What you are asked to do: From the line containing "Convert this document image to plain text." down to the last line of the data, output each line word for word and include nothing else.

Collection entries:
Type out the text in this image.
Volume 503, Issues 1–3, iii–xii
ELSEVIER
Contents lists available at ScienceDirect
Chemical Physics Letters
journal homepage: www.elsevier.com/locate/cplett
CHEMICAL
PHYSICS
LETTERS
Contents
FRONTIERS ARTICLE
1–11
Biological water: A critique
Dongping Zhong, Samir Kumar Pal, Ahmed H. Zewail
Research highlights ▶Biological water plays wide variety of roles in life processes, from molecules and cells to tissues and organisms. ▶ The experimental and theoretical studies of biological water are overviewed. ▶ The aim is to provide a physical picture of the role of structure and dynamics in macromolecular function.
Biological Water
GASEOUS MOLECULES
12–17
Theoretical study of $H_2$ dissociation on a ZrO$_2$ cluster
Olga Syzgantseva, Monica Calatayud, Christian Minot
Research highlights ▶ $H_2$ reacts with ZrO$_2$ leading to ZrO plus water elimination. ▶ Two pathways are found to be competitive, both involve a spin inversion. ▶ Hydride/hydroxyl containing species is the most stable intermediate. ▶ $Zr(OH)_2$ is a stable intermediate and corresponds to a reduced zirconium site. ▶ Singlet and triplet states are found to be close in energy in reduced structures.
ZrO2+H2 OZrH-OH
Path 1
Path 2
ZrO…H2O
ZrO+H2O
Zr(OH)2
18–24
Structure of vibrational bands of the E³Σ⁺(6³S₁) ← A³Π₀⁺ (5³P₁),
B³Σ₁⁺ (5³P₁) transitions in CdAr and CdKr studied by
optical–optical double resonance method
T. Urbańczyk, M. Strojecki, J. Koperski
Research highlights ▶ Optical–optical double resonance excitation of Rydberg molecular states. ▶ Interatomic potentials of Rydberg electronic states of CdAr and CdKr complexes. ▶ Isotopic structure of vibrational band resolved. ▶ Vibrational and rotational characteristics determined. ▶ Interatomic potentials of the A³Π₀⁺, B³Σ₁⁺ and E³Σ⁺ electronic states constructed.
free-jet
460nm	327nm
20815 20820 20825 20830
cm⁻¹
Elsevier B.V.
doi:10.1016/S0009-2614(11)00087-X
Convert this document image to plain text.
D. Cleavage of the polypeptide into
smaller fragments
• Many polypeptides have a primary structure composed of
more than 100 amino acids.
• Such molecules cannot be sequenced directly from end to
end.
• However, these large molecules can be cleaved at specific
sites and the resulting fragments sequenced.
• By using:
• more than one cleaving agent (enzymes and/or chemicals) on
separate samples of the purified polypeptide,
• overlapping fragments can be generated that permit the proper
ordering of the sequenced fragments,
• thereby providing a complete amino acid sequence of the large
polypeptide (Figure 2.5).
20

Reply:
Convert this document image to plain text.
D. Cleavage of the polypeptide into
smaller fragments
• Many polypeptides have a primary structure composed of
more than 100 amino acids.
• Such molecules cannot be sequenced directly from end to
end.
• However, these large molecules can be cleaved at specific
sites and the resulting fragments sequenced.
• By using:
• more than one cleaving agent (enzymes and/or chemicals) on
separate samples of the purified polypeptide,
• overlapping fragments can be generated that permit the proper
ordering of the sequenced fragments,
• thereby providing a complete amino acid sequence of the large
polypeptide (Figure 2.5).
20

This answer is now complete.